*Directive*: Return the material word for word. Do not include pictures.

*Exercise materials*:
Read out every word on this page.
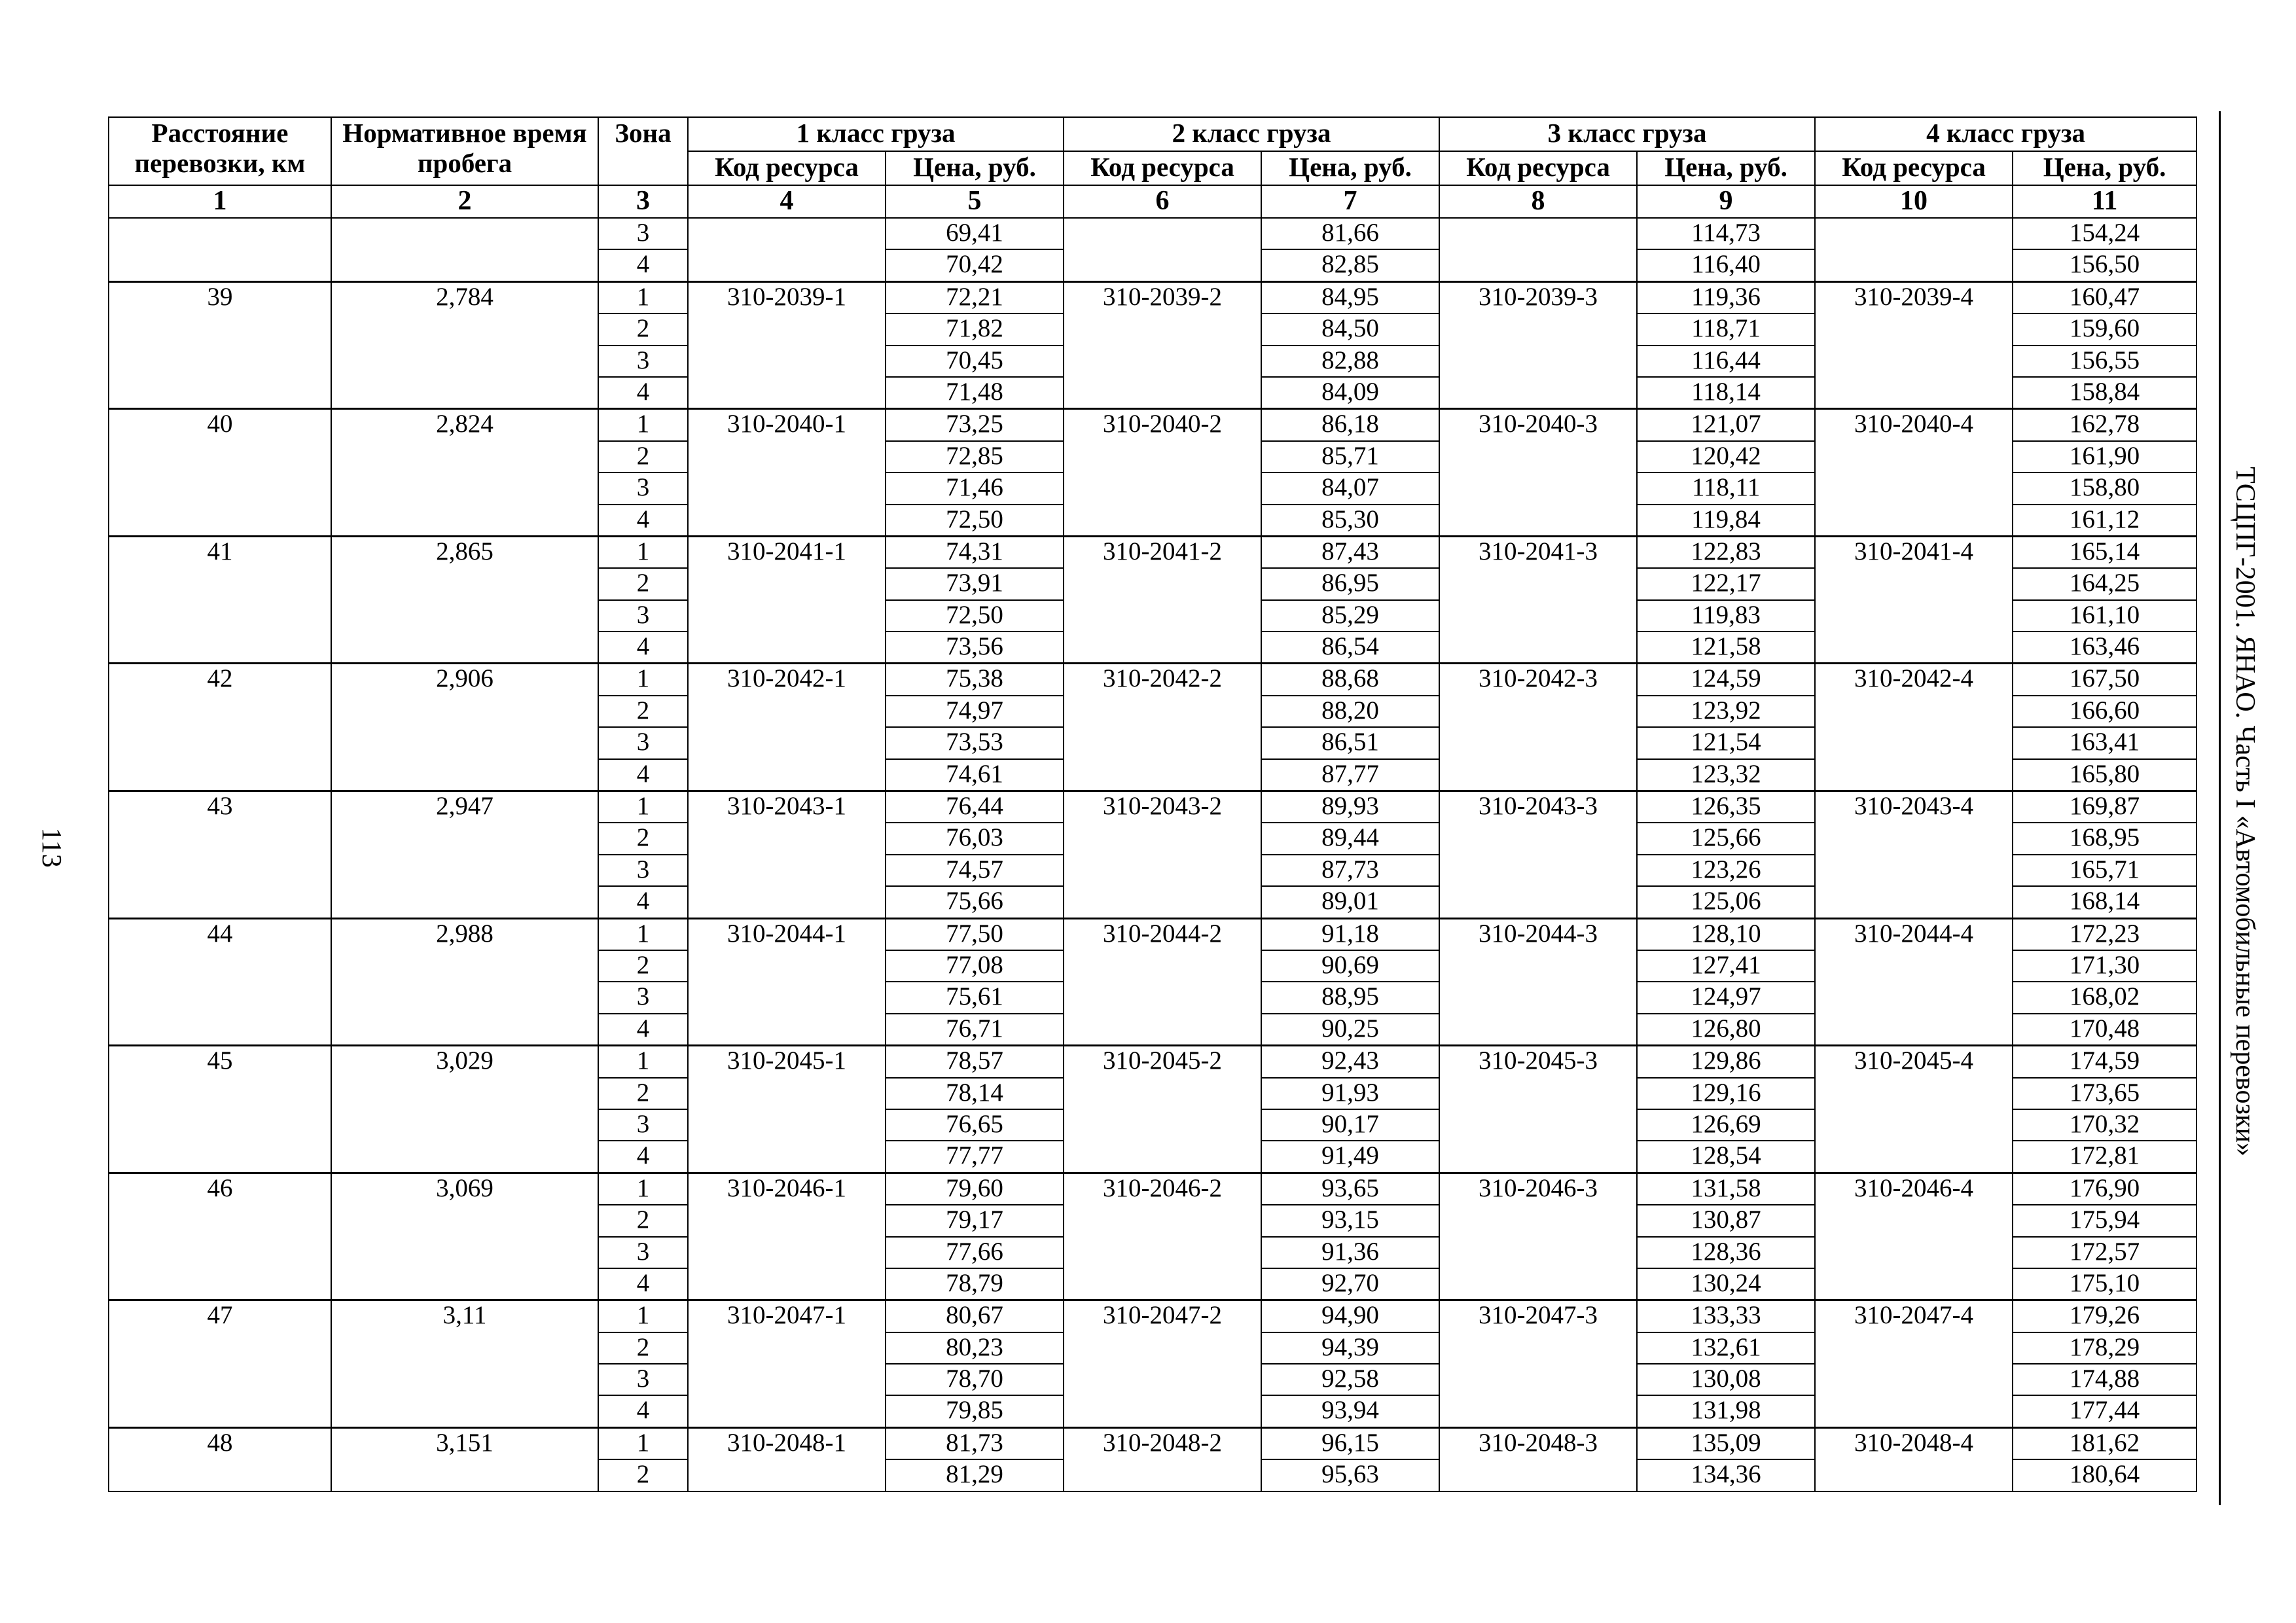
113
Расстояние перевозки, км	Нормативное время пробега	Зона	1 класс груза		2 класс груза		3 класс груза		4 класс груза	
			Код ресурса	Цена, руб.	Код ресурса	Цена, руб.	Код ресурса	Цена, руб.	Код ресурса	Цена, руб.
1	2	3	4	5	6	7	8	9	10	11
		3		69,41		81,66		114,73		154,24
		4		70,42		82,85		116,40		156,50
39	2,784	1	310-2039-1	72,21	310-2039-2	84,95	310-2039-3	119,36	310-2039-4	160,47
		2		71,82		84,50		118,71		159,60
		3		70,45		82,88		116,44		156,55
		4		71,48		84,09		118,14		158,84
40	2,824	1	310-2040-1	73,25	310-2040-2	86,18	310-2040-3	121,07	310-2040-4	162,78
		2		72,85		85,71		120,42		161,90
		3		71,46		84,07		118,11		158,80
		4		72,50		85,30		119,84		161,12
41	2,865	1	310-2041-1	74,31	310-2041-2	87,43	310-2041-3	122,83	310-2041-4	165,14
		2		73,91		86,95		122,17		164,25
		3		72,50		85,29		119,83		161,10
		4		73,56		86,54		121,58		163,46
42	2,906	1	310-2042-1	75,38	310-2042-2	88,68	310-2042-3	124,59	310-2042-4	167,50
		2		74,97		88,20		123,92		166,60
		3		73,53		86,51		121,54		163,41
		4		74,61		87,77		123,32		165,80
43	2,947	1	310-2043-1	76,44	310-2043-2	89,93	310-2043-3	126,35	310-2043-4	169,87
		2		76,03		89,44		125,66		168,95
		3		74,57		87,73		123,26		165,71
		4		75,66		89,01		125,06		168,14
44	2,988	1	310-2044-1	77,50	310-2044-2	91,18	310-2044-3	128,10	310-2044-4	172,23
		2		77,08		90,69		127,41		171,30
		3		75,61		88,95		124,97		168,02
		4		76,71		90,25		126,80		170,48
45	3,029	1	310-2045-1	78,57	310-2045-2	92,43	310-2045-3	129,86	310-2045-4	174,59
		2		78,14		91,93		129,16		173,65
		3		76,65		90,17		126,69		170,32
		4		77,77		91,49		128,54		172,81
46	3,069	1	310-2046-1	79,60	310-2046-2	93,65	310-2046-3	131,58	310-2046-4	176,90
		2		79,17		93,15		130,87		175,94
		3		77,66		91,36		128,36		172,57
		4		78,79		92,70		130,24		175,10
47	3,11	1	310-2047-1	80,67	310-2047-2	94,90	310-2047-3	133,33	310-2047-4	179,26
		2		80,23		94,39		132,61		178,29
		3		78,70		92,58		130,08		174,88
		4		79,85		93,94		131,98		177,44
48	3,151	1	310-2048-1	81,73	310-2048-2	96,15	310-2048-3	135,09	310-2048-4	181,62
		2		81,29		95,63		134,36		180,64
ТСЦПГ-2001. ЯНАО. Часть I «Автомобильные перевозки»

*Result*:
Read out every word on this page.
113
Расстояние перевозки, км	Нормативное время пробега	Зона	1 класс груза		2 класс груза		3 класс груза		4 класс груза	
			Код ресурса	Цена, руб.	Код ресурса	Цена, руб.	Код ресурса	Цена, руб.	Код ресурса	Цена, руб.
1	2	3	4	5	6	7	8	9	10	11
		3		69,41		81,66		114,73		154,24
		4		70,42		82,85		116,40		156,50
39	2,784	1	310-2039-1	72,21	310-2039-2	84,95	310-2039-3	119,36	310-2039-4	160,47
		2		71,82		84,50		118,71		159,60
		3		70,45		82,88		116,44		156,55
		4		71,48		84,09		118,14		158,84
40	2,824	1	310-2040-1	73,25	310-2040-2	86,18	310-2040-3	121,07	310-2040-4	162,78
		2		72,85		85,71		120,42		161,90
		3		71,46		84,07		118,11		158,80
		4		72,50		85,30		119,84		161,12
41	2,865	1	310-2041-1	74,31	310-2041-2	87,43	310-2041-3	122,83	310-2041-4	165,14
		2		73,91		86,95		122,17		164,25
		3		72,50		85,29		119,83		161,10
		4		73,56		86,54		121,58		163,46
42	2,906	1	310-2042-1	75,38	310-2042-2	88,68	310-2042-3	124,59	310-2042-4	167,50
		2		74,97		88,20		123,92		166,60
		3		73,53		86,51		121,54		163,41
		4		74,61		87,77		123,32		165,80
43	2,947	1	310-2043-1	76,44	310-2043-2	89,93	310-2043-3	126,35	310-2043-4	169,87
		2		76,03		89,44		125,66		168,95
		3		74,57		87,73		123,26		165,71
		4		75,66		89,01		125,06		168,14
44	2,988	1	310-2044-1	77,50	310-2044-2	91,18	310-2044-3	128,10	310-2044-4	172,23
		2		77,08		90,69		127,41		171,30
		3		75,61		88,95		124,97		168,02
		4		76,71		90,25		126,80		170,48
45	3,029	1	310-2045-1	78,57	310-2045-2	92,43	310-2045-3	129,86	310-2045-4	174,59
		2		78,14		91,93		129,16		173,65
		3		76,65		90,17		126,69		170,32
		4		77,77		91,49		128,54		172,81
46	3,069	1	310-2046-1	79,60	310-2046-2	93,65	310-2046-3	131,58	310-2046-4	176,90
		2		79,17		93,15		130,87		175,94
		3		77,66		91,36		128,36		172,57
		4		78,79		92,70		130,24		175,10
47	3,11	1	310-2047-1	80,67	310-2047-2	94,90	310-2047-3	133,33	310-2047-4	179,26
		2		80,23		94,39		132,61		178,29
		3		78,70		92,58		130,08		174,88
		4		79,85		93,94		131,98		177,44
48	3,151	1	310-2048-1	81,73	310-2048-2	96,15	310-2048-3	135,09	310-2048-4	181,62
		2		81,29		95,63		134,36		180,64
ТСЦПГ-2001. ЯНАО. Часть I «Автомобильные перевозки»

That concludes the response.